■ **Exercise goal**
Below are records to repeat exactly. Omit the pictures from the copy.
## begin Dataset excerpts
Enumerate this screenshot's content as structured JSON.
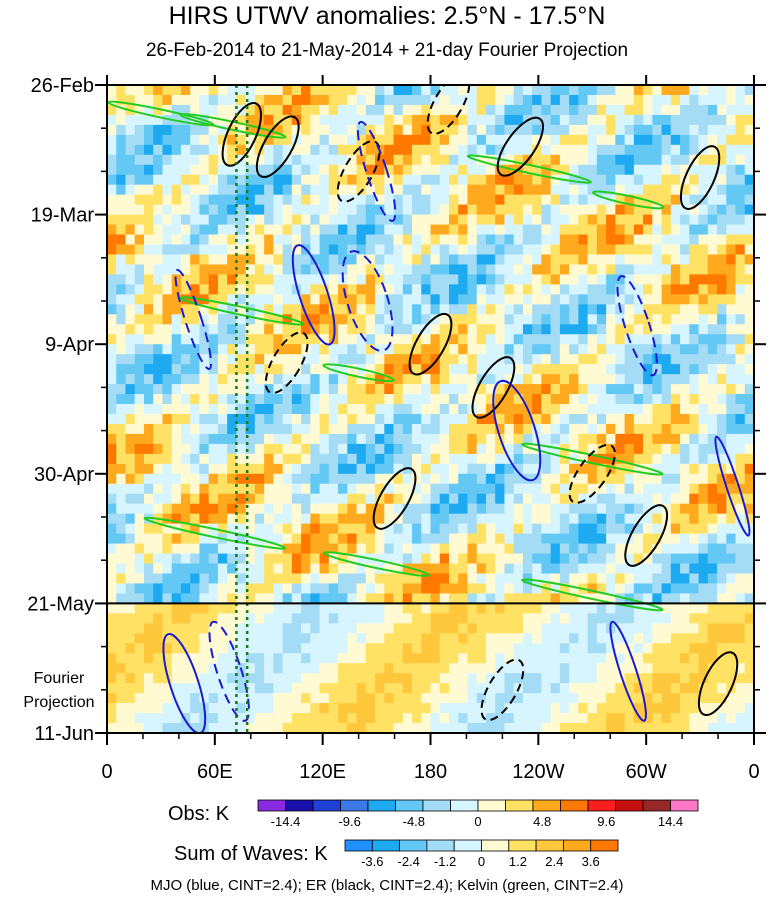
{
  "chart_data": {
    "type": "heatmap",
    "title": "HIRS UTWV anomalies: 2.5°N - 17.5°N",
    "subtitle": "26-Feb-2014 to 21-May-2014 + 21-day Fourier Projection",
    "x_ticks": [
      "0",
      "60E",
      "120E",
      "180",
      "120W",
      "60W",
      "0"
    ],
    "x_tick_values": [
      0,
      60,
      120,
      180,
      240,
      300,
      360
    ],
    "x_range": [
      0,
      360
    ],
    "y_ticks": [
      "26-Feb",
      "19-Mar",
      "9-Apr",
      "30-Apr",
      "21-May",
      "11-Jun"
    ],
    "y_tick_values": [
      "2014-02-26",
      "2014-03-19",
      "2014-04-09",
      "2014-04-30",
      "2014-05-21",
      "2014-06-11"
    ],
    "y_range": [
      "2014-02-26",
      "2014-06-11"
    ],
    "y_direction": "down",
    "projection_label": "Fourier\nProjection",
    "projection_start": "2014-05-21",
    "reference_lines_lon": [
      72,
      78
    ],
    "obs_colorbar": {
      "label": "Obs: K",
      "tick_labels": [
        "-14.4",
        "-9.6",
        "-4.8",
        "0",
        "4.8",
        "9.6",
        "14.4"
      ],
      "colors": [
        "#8a2be2",
        "#1a0fa8",
        "#1f3fd6",
        "#3c78e6",
        "#1eaaf0",
        "#64c8f5",
        "#a5dcf5",
        "#d7f5ff",
        "#fffad2",
        "#ffe164",
        "#ffaa1e",
        "#ff7800",
        "#ff1e1e",
        "#c80f0f",
        "#962828",
        "#ff78c8"
      ]
    },
    "waves_colorbar": {
      "label": "Sum of Waves: K",
      "tick_labels": [
        "-3.6",
        "-2.4",
        "-1.2",
        "0",
        "1.2",
        "2.4",
        "3.6"
      ],
      "colors": [
        "#1e90ff",
        "#1eaaf0",
        "#64c8f5",
        "#a5dcf5",
        "#d7f5ff",
        "#fffad2",
        "#ffe164",
        "#ffc83c",
        "#ffaa1e",
        "#ff7800"
      ]
    },
    "contour_legend": "MJO (blue, CINT=2.4); ER (black, CINT=2.4); Kelvin (green, CINT=2.4)",
    "contour_colors": {
      "MJO": "#1a1ad0",
      "ER": "#000000",
      "Kelvin": "#22cc22"
    }
  }
}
## end Dataset excerpts
■ **Full response**
Enumerate this screenshot's content as structured JSON.
{
  "chart_data": {
    "type": "heatmap",
    "title": "HIRS UTWV anomalies: 2.5°N - 17.5°N",
    "subtitle": "26-Feb-2014 to 21-May-2014 + 21-day Fourier Projection",
    "x_ticks": [
      "0",
      "60E",
      "120E",
      "180",
      "120W",
      "60W",
      "0"
    ],
    "x_tick_values": [
      0,
      60,
      120,
      180,
      240,
      300,
      360
    ],
    "x_range": [
      0,
      360
    ],
    "y_ticks": [
      "26-Feb",
      "19-Mar",
      "9-Apr",
      "30-Apr",
      "21-May",
      "11-Jun"
    ],
    "y_tick_values": [
      "2014-02-26",
      "2014-03-19",
      "2014-04-09",
      "2014-04-30",
      "2014-05-21",
      "2014-06-11"
    ],
    "y_range": [
      "2014-02-26",
      "2014-06-11"
    ],
    "y_direction": "down",
    "projection_label": "Fourier\nProjection",
    "projection_start": "2014-05-21",
    "reference_lines_lon": [
      72,
      78
    ],
    "obs_colorbar": {
      "label": "Obs: K",
      "tick_labels": [
        "-14.4",
        "-9.6",
        "-4.8",
        "0",
        "4.8",
        "9.6",
        "14.4"
      ],
      "colors": [
        "#8a2be2",
        "#1a0fa8",
        "#1f3fd6",
        "#3c78e6",
        "#1eaaf0",
        "#64c8f5",
        "#a5dcf5",
        "#d7f5ff",
        "#fffad2",
        "#ffe164",
        "#ffaa1e",
        "#ff7800",
        "#ff1e1e",
        "#c80f0f",
        "#962828",
        "#ff78c8"
      ]
    },
    "waves_colorbar": {
      "label": "Sum of Waves: K",
      "tick_labels": [
        "-3.6",
        "-2.4",
        "-1.2",
        "0",
        "1.2",
        "2.4",
        "3.6"
      ],
      "colors": [
        "#1e90ff",
        "#1eaaf0",
        "#64c8f5",
        "#a5dcf5",
        "#d7f5ff",
        "#fffad2",
        "#ffe164",
        "#ffc83c",
        "#ffaa1e",
        "#ff7800"
      ]
    },
    "contour_legend": "MJO (blue, CINT=2.4); ER (black, CINT=2.4); Kelvin (green, CINT=2.4)",
    "contour_colors": {
      "MJO": "#1a1ad0",
      "ER": "#000000",
      "Kelvin": "#22cc22"
    }
  }
}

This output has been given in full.